** begin **

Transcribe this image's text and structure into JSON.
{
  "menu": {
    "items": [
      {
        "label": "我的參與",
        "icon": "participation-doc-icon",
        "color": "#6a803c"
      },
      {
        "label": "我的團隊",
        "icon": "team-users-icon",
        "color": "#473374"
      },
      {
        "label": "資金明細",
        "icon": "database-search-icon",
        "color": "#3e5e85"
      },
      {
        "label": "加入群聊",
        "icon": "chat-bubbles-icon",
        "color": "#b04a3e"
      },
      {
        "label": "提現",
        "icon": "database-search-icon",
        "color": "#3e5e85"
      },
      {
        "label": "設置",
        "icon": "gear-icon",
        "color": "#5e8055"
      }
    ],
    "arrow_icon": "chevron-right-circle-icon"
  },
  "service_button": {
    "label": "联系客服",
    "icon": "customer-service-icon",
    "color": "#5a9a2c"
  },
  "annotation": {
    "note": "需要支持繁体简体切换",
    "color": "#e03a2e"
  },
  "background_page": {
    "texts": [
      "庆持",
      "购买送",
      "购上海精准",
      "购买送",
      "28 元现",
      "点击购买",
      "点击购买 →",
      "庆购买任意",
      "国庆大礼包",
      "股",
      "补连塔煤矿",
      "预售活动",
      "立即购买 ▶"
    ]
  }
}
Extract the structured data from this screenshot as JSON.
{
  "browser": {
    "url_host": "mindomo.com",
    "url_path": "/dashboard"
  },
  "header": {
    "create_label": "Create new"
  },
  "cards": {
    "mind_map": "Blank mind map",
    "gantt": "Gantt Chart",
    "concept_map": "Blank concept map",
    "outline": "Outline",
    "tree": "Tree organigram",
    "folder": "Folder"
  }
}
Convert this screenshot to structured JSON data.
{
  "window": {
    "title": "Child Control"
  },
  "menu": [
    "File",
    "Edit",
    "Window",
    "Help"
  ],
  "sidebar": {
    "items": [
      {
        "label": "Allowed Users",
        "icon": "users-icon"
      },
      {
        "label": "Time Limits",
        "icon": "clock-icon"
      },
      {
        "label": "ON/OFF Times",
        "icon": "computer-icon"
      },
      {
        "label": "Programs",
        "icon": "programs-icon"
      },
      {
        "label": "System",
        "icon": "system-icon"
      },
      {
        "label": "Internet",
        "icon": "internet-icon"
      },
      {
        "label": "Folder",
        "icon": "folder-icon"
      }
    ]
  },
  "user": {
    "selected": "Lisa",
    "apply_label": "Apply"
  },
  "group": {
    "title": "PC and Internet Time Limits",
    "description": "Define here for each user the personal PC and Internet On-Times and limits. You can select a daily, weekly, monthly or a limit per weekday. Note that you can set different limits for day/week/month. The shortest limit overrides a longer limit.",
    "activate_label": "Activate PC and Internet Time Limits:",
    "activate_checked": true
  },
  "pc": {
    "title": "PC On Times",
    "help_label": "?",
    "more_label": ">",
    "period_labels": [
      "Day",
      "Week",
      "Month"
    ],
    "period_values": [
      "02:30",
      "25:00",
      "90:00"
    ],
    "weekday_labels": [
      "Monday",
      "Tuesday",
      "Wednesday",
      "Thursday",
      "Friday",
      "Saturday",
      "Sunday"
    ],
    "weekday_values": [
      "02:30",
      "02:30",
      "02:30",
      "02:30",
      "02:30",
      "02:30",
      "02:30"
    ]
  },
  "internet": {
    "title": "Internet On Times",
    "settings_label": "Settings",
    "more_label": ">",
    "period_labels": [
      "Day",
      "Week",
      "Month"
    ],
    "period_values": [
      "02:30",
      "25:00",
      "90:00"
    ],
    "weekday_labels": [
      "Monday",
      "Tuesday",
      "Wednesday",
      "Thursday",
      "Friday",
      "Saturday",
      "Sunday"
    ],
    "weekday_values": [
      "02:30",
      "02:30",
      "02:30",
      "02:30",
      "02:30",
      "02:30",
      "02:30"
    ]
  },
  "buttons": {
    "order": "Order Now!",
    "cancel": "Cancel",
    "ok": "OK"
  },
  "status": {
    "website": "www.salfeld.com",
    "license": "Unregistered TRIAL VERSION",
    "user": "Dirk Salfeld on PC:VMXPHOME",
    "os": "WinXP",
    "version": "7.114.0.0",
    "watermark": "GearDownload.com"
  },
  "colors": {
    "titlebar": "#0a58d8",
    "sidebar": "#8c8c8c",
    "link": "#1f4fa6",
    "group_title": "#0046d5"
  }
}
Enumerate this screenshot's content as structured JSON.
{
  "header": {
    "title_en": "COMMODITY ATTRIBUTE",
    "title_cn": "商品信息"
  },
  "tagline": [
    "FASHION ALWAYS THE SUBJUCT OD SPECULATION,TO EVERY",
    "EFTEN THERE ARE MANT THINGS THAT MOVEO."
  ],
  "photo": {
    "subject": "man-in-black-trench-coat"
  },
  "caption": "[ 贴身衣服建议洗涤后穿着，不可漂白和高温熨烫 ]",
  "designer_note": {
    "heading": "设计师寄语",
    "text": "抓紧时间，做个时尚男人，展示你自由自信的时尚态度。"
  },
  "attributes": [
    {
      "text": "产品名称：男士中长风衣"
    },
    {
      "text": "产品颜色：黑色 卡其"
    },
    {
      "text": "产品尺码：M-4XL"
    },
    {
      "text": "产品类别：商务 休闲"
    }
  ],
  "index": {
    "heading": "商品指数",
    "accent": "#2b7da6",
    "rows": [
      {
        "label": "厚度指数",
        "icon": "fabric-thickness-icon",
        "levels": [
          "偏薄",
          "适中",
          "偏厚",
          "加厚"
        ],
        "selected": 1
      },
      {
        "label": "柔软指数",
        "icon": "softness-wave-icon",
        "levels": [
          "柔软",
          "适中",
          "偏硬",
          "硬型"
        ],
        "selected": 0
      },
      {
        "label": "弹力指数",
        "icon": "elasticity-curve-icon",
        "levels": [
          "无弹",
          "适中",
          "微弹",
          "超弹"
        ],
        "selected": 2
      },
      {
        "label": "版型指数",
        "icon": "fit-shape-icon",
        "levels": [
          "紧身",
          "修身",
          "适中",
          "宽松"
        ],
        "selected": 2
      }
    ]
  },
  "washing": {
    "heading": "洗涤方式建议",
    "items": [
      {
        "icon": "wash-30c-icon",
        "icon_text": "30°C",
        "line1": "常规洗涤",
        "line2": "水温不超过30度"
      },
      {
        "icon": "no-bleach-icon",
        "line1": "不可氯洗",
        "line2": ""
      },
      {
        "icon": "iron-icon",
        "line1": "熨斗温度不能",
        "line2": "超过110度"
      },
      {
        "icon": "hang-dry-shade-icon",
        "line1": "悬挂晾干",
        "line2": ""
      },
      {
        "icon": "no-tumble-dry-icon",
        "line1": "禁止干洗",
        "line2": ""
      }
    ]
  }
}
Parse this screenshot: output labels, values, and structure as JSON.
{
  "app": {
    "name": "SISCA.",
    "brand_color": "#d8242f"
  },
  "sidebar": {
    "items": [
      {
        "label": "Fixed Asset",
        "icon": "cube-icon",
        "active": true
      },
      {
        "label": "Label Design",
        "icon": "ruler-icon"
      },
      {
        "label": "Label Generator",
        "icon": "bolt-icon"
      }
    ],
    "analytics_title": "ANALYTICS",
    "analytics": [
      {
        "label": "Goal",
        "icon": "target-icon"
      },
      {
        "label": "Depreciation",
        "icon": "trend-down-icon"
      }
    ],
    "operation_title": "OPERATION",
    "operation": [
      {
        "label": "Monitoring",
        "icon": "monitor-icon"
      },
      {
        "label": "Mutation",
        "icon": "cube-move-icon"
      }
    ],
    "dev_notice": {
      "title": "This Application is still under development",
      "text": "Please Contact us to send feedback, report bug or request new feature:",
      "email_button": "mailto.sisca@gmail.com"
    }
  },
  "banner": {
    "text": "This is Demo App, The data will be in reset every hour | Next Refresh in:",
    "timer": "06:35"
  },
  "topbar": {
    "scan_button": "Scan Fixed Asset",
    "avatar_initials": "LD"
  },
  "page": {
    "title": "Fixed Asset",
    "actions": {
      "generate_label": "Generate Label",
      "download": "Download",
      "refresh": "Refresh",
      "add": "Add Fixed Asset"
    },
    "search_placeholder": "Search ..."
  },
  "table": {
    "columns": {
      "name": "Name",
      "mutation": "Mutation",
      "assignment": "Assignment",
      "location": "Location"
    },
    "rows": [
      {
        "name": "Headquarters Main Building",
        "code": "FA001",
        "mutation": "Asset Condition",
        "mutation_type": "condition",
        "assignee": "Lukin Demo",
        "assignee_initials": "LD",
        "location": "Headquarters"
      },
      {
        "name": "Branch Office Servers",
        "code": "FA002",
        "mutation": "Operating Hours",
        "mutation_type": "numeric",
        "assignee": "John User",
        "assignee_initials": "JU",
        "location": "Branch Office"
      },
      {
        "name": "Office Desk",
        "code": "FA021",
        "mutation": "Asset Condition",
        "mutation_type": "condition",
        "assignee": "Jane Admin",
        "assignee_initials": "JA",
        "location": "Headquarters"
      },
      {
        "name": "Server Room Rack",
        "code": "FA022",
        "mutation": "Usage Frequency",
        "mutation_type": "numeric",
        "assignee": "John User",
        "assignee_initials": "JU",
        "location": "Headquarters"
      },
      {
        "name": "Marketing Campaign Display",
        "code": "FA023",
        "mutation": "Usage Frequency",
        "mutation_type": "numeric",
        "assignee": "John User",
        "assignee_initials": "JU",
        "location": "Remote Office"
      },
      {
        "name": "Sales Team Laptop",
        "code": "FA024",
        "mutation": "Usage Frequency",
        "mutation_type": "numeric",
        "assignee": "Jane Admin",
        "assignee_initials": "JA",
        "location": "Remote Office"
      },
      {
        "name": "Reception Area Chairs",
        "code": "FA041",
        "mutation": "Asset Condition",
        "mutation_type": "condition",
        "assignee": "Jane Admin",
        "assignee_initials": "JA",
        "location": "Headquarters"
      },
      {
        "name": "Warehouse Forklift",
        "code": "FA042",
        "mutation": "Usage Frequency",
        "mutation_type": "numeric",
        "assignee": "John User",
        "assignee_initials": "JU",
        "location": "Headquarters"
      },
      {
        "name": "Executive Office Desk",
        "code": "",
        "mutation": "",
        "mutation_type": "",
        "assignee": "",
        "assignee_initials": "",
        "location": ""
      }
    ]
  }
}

** end **

◆ SET PROBLEM
Report how many lines in the entries hold the string "JSON". Nothing but the number is wanted.

◆ SOLVED PROBLEM
5